▶ [RECORD LIST]:
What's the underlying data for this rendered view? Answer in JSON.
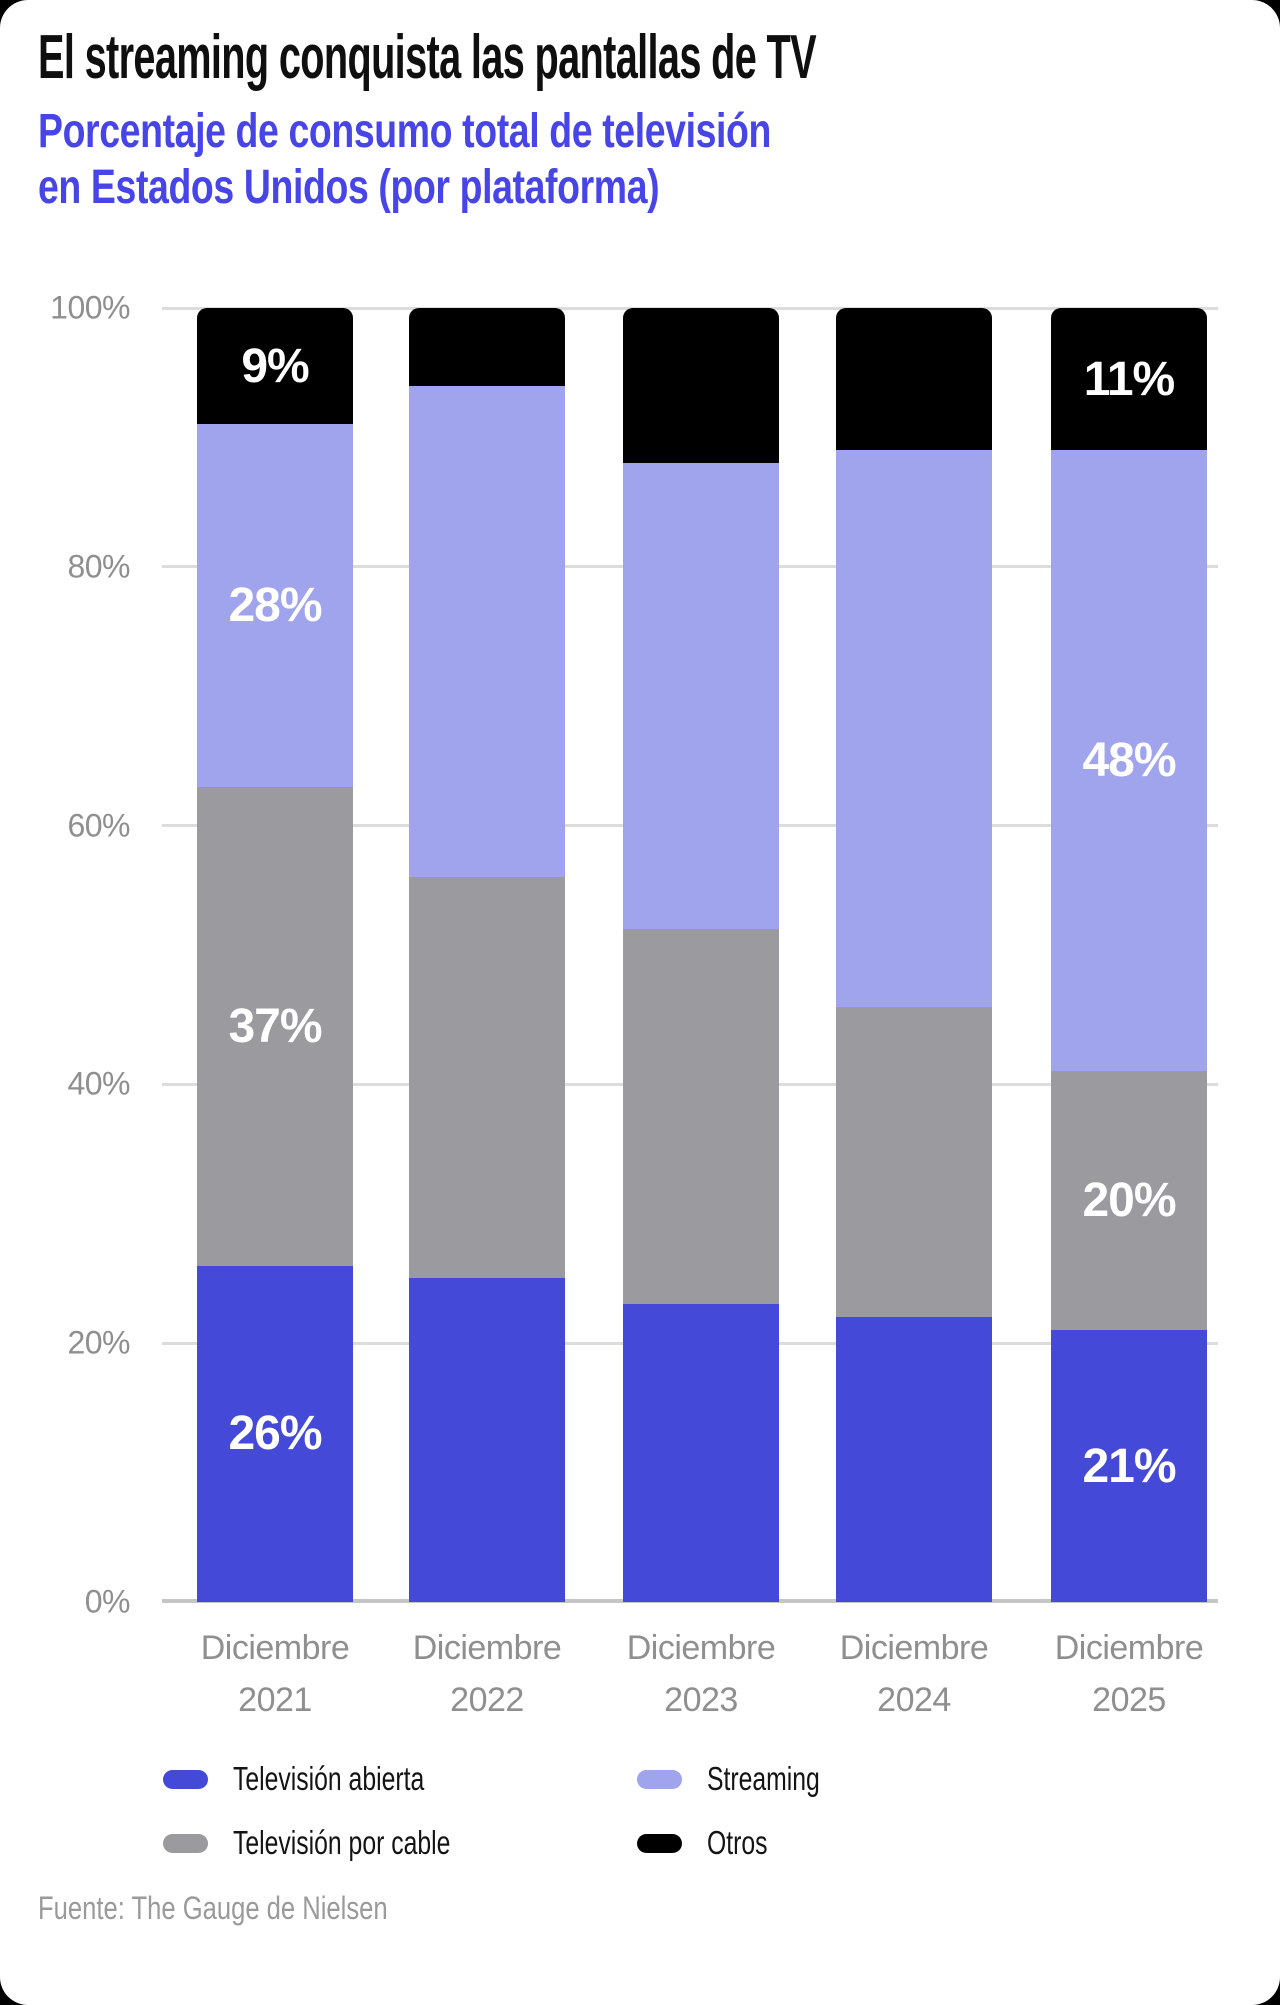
{
  "header": {
    "title": "El streaming conquista las pantallas de TV",
    "subtitle_line1": "Porcentaje de consumo total de televisión",
    "subtitle_line2": "en Estados Unidos (por plataforma)",
    "subtitle_color": "#4745e8"
  },
  "source": "Fuente: The Gauge de Nielsen",
  "chart_data": {
    "type": "bar",
    "stacked": true,
    "unit": "%",
    "title": "El streaming conquista las pantallas de TV",
    "subtitle": "Porcentaje de consumo total de televisión en Estados Unidos (por plataforma)",
    "categories": [
      "Diciembre 2021",
      "Diciembre 2022",
      "Diciembre 2023",
      "Diciembre 2024",
      "Diciembre 2025"
    ],
    "series": [
      {
        "name": "Televisión abierta",
        "color": "#4449d8",
        "values": [
          26,
          25,
          23,
          22,
          21
        ]
      },
      {
        "name": "Televisión por cable",
        "color": "#9a9a9f",
        "values": [
          37,
          31,
          29,
          24,
          20
        ]
      },
      {
        "name": "Streaming",
        "color": "#a0a4ec",
        "values": [
          28,
          38,
          36,
          43,
          48
        ]
      },
      {
        "name": "Otros",
        "color": "#000000",
        "values": [
          9,
          6,
          12,
          11,
          11
        ]
      }
    ],
    "bar_labels": {
      "0": [
        "26%",
        "37%",
        "28%",
        "9%"
      ],
      "4": [
        "21%",
        "20%",
        "48%",
        "11%"
      ]
    },
    "y_ticks": [
      "0%",
      "20%",
      "40%",
      "60%",
      "80%",
      "100%"
    ],
    "ylim": [
      0,
      100
    ],
    "grid": true,
    "legend_position": "bottom",
    "legend_display_order": [
      "Televisión abierta",
      "Streaming",
      "Televisión por cable",
      "Otros"
    ]
  }
}
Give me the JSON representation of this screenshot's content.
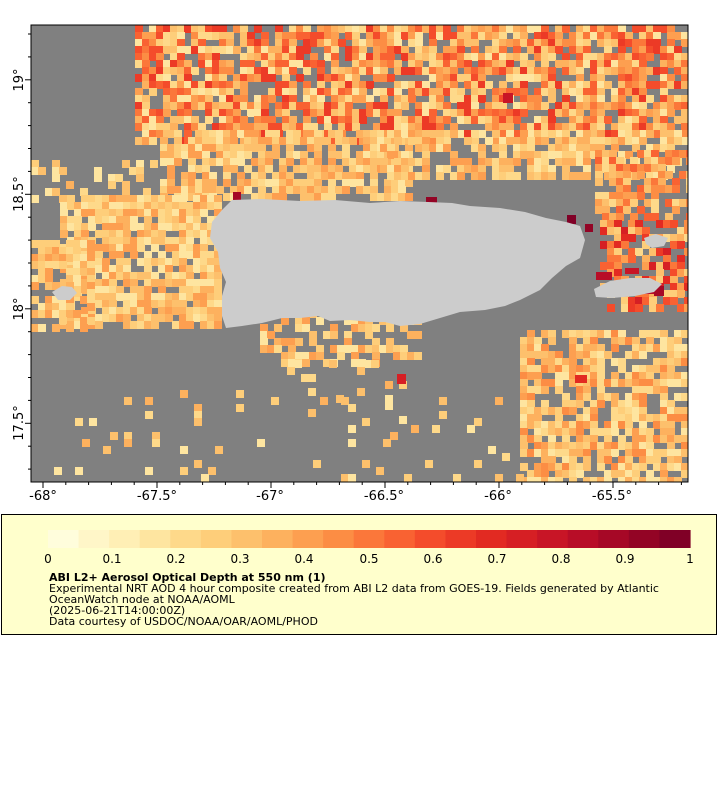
{
  "map": {
    "x_ticks": [
      "-68°",
      "-67.5°",
      "-67°",
      "-66.5°",
      "-66°",
      "-65.5°"
    ],
    "y_ticks": [
      "19°",
      "18.5°",
      "18°",
      "17.5°"
    ],
    "colors": {
      "no_data": "#808080",
      "land": "#cccccc",
      "frame": "#000000"
    }
  },
  "colorbar": {
    "labels": [
      "0",
      "0.1",
      "0.2",
      "0.3",
      "0.4",
      "0.5",
      "0.6",
      "0.7",
      "0.8",
      "0.9",
      "1"
    ],
    "colors": [
      "#fffddc",
      "#fff6c8",
      "#ffefb5",
      "#fee5a0",
      "#fed98a",
      "#fece7a",
      "#fdc06c",
      "#fdb15e",
      "#fd9f50",
      "#fc8d44",
      "#fb773a",
      "#f96232",
      "#f44c2b",
      "#ec3a26",
      "#e22a22",
      "#d61f24",
      "#c81526",
      "#b80d27",
      "#a60826",
      "#930425",
      "#800026"
    ]
  },
  "legend": {
    "title": "ABI L2+ Aerosol Optical Depth at 550 nm (1)",
    "line1": "Experimental NRT AOD 4 hour composite created from ABI L2 data from GOES-19. Fields generated by Atlantic",
    "line2": "OceanWatch node at NOAA/AOML",
    "line3": "(2025-06-21T14:00:00Z)",
    "line4": "Data courtesy of USDOC/NOAA/OAR/AOML/PHOD"
  }
}
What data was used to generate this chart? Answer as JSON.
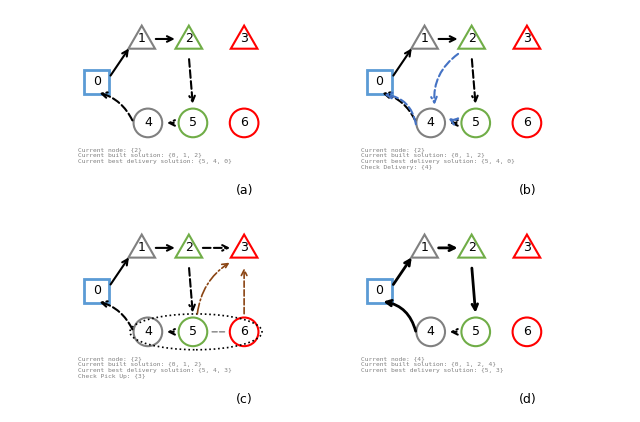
{
  "subplots": [
    "a",
    "b",
    "c",
    "d"
  ],
  "node_colors": {
    "0": "#5b9bd5",
    "1": "#808080",
    "2": "#70ad47",
    "3": "#ff0000",
    "4": "#808080",
    "5": "#70ad47",
    "6": "#ff0000"
  },
  "text_labels": {
    "a": [
      "Current node: {2}",
      "Current built solution: {0, 1, 2}",
      "Current best delivery solution: {5, 4, 0}"
    ],
    "b": [
      "Current node: {2}",
      "Current built solution: {0, 1, 2}",
      "Current best delivery solution: {5, 4, 0}",
      "Check Delivery: {4}"
    ],
    "c": [
      "Current node: {2}",
      "Current built solution: {0, 1, 2}",
      "Current best delivery solution: {5, 4, 3}",
      "Check Pick Up: {3}"
    ],
    "d": [
      "Current node: {4}",
      "Current built solution: {0, 1, 2, 4}",
      "Current best delivery solution: {5, 3}"
    ]
  },
  "background": "#ffffff"
}
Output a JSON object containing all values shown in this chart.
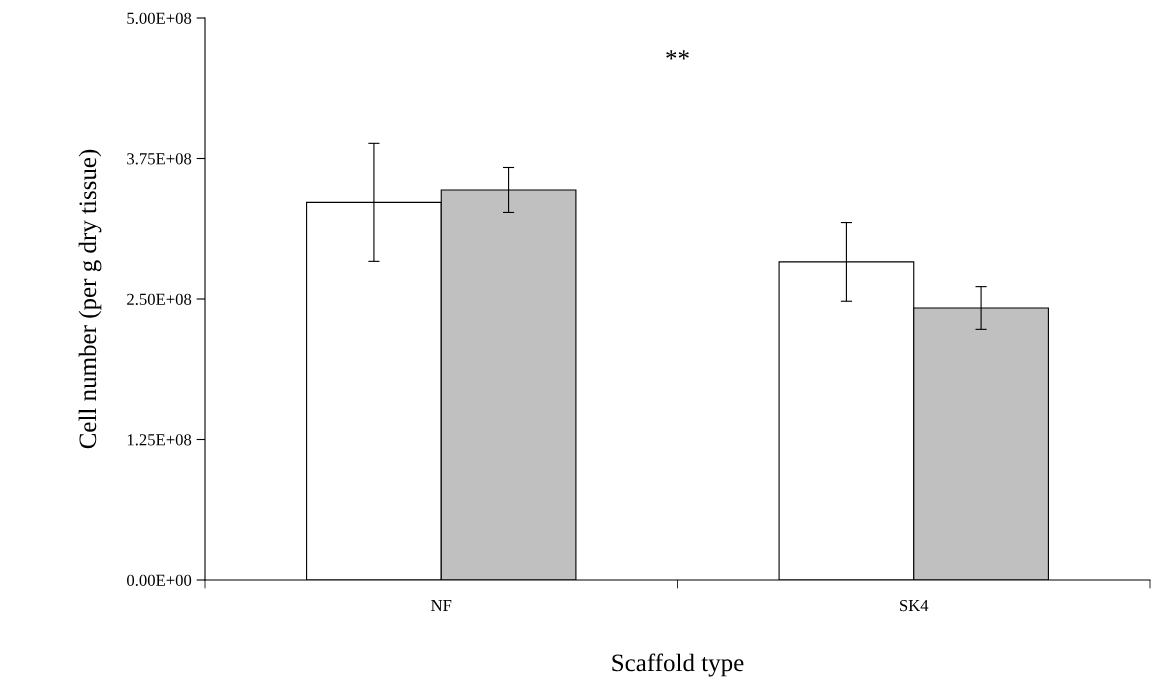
{
  "chart_data": {
    "type": "bar",
    "xlabel": "Scaffold type",
    "ylabel": "Cell number (per g dry tissue)",
    "categories": [
      "NF",
      "SK4"
    ],
    "series": [
      {
        "color": "#ffffff",
        "values": [
          336000000,
          283000000
        ],
        "errors": [
          52500000,
          35000000
        ]
      },
      {
        "color": "#c0c0c0",
        "values": [
          347000000,
          242000000
        ],
        "errors": [
          20000000,
          19000000
        ]
      }
    ],
    "ylim": [
      0,
      500000000
    ],
    "yticks": [
      {
        "value": 0,
        "label": "0.00E+00"
      },
      {
        "value": 125000000,
        "label": "1.25E+08"
      },
      {
        "value": 250000000,
        "label": "2.50E+08"
      },
      {
        "value": 375000000,
        "label": "3.75E+08"
      },
      {
        "value": 500000000,
        "label": "5.00E+08"
      }
    ],
    "grid": false,
    "annotations": [
      "**"
    ]
  }
}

▶ [PROBLEM]: Go through the entries above and output them exactly, without pictures.

▶ [OUTPUT FOR THIS TASK]:
What's the underlying data for this rendered view? Answer in JSON.
{
  "header": {
    "title": "El streaming conquista las pantallas de TV",
    "subtitle_line1": "Porcentaje de consumo total de televisión",
    "subtitle_line2": "en Estados Unidos (por plataforma)",
    "subtitle_color": "#4745e8"
  },
  "source": "Fuente: The Gauge de Nielsen",
  "chart_data": {
    "type": "bar",
    "stacked": true,
    "unit": "%",
    "title": "El streaming conquista las pantallas de TV",
    "subtitle": "Porcentaje de consumo total de televisión en Estados Unidos (por plataforma)",
    "categories": [
      "Diciembre 2021",
      "Diciembre 2022",
      "Diciembre 2023",
      "Diciembre 2024",
      "Diciembre 2025"
    ],
    "series": [
      {
        "name": "Televisión abierta",
        "color": "#4449d8",
        "values": [
          26,
          25,
          23,
          22,
          21
        ]
      },
      {
        "name": "Televisión por cable",
        "color": "#9a9a9f",
        "values": [
          37,
          31,
          29,
          24,
          20
        ]
      },
      {
        "name": "Streaming",
        "color": "#a0a4ec",
        "values": [
          28,
          38,
          36,
          43,
          48
        ]
      },
      {
        "name": "Otros",
        "color": "#000000",
        "values": [
          9,
          6,
          12,
          11,
          11
        ]
      }
    ],
    "bar_labels": {
      "0": [
        "26%",
        "37%",
        "28%",
        "9%"
      ],
      "4": [
        "21%",
        "20%",
        "48%",
        "11%"
      ]
    },
    "y_ticks": [
      "0%",
      "20%",
      "40%",
      "60%",
      "80%",
      "100%"
    ],
    "ylim": [
      0,
      100
    ],
    "grid": true,
    "legend_position": "bottom",
    "legend_display_order": [
      "Televisión abierta",
      "Streaming",
      "Televisión por cable",
      "Otros"
    ]
  }
}
Give me the JSON representation of this screenshot's content.
{
  "map": {
    "x_ticks": [
      "-68°",
      "-67.5°",
      "-67°",
      "-66.5°",
      "-66°",
      "-65.5°"
    ],
    "y_ticks": [
      "19°",
      "18.5°",
      "18°",
      "17.5°"
    ],
    "colors": {
      "no_data": "#808080",
      "land": "#cccccc",
      "frame": "#000000"
    }
  },
  "colorbar": {
    "labels": [
      "0",
      "0.1",
      "0.2",
      "0.3",
      "0.4",
      "0.5",
      "0.6",
      "0.7",
      "0.8",
      "0.9",
      "1"
    ],
    "colors": [
      "#fffddc",
      "#fff6c8",
      "#ffefb5",
      "#fee5a0",
      "#fed98a",
      "#fece7a",
      "#fdc06c",
      "#fdb15e",
      "#fd9f50",
      "#fc8d44",
      "#fb773a",
      "#f96232",
      "#f44c2b",
      "#ec3a26",
      "#e22a22",
      "#d61f24",
      "#c81526",
      "#b80d27",
      "#a60826",
      "#930425",
      "#800026"
    ]
  },
  "legend": {
    "title": "ABI L2+ Aerosol Optical Depth at 550 nm (1)",
    "line1": "Experimental NRT AOD 4 hour composite created from ABI L2 data from GOES-19. Fields generated by Atlantic",
    "line2": "OceanWatch node at NOAA/AOML",
    "line3": "(2025-06-21T14:00:00Z)",
    "line4": "Data courtesy of USDOC/NOAA/OAR/AOML/PHOD"
  }
}
What data was used to generate this chart? Answer as JSON.
{
  "subplots": [
    "a",
    "b",
    "c",
    "d"
  ],
  "node_colors": {
    "0": "#5b9bd5",
    "1": "#808080",
    "2": "#70ad47",
    "3": "#ff0000",
    "4": "#808080",
    "5": "#70ad47",
    "6": "#ff0000"
  },
  "text_labels": {
    "a": [
      "Current node: {2}",
      "Current built solution: {0, 1, 2}",
      "Current best delivery solution: {5, 4, 0}"
    ],
    "b": [
      "Current node: {2}",
      "Current built solution: {0, 1, 2}",
      "Current best delivery solution: {5, 4, 0}",
      "Check Delivery: {4}"
    ],
    "c": [
      "Current node: {2}",
      "Current built solution: {0, 1, 2}",
      "Current best delivery solution: {5, 4, 3}",
      "Check Pick Up: {3}"
    ],
    "d": [
      "Current node: {4}",
      "Current built solution: {0, 1, 2, 4}",
      "Current best delivery solution: {5, 3}"
    ]
  },
  "background": "#ffffff"
}
Output a JSON object containing all values shown in this chart.
{
  "chart_data": {
    "type": "bar",
    "xlabel": "Scaffold type",
    "ylabel": "Cell number (per g dry tissue)",
    "categories": [
      "NF",
      "SK4"
    ],
    "series": [
      {
        "color": "#ffffff",
        "values": [
          336000000,
          283000000
        ],
        "errors": [
          52500000,
          35000000
        ]
      },
      {
        "color": "#c0c0c0",
        "values": [
          347000000,
          242000000
        ],
        "errors": [
          20000000,
          19000000
        ]
      }
    ],
    "ylim": [
      0,
      500000000
    ],
    "yticks": [
      {
        "value": 0,
        "label": "0.00E+00"
      },
      {
        "value": 125000000,
        "label": "1.25E+08"
      },
      {
        "value": 250000000,
        "label": "2.50E+08"
      },
      {
        "value": 375000000,
        "label": "3.75E+08"
      },
      {
        "value": 500000000,
        "label": "5.00E+08"
      }
    ],
    "grid": false,
    "annotations": [
      "**"
    ]
  }
}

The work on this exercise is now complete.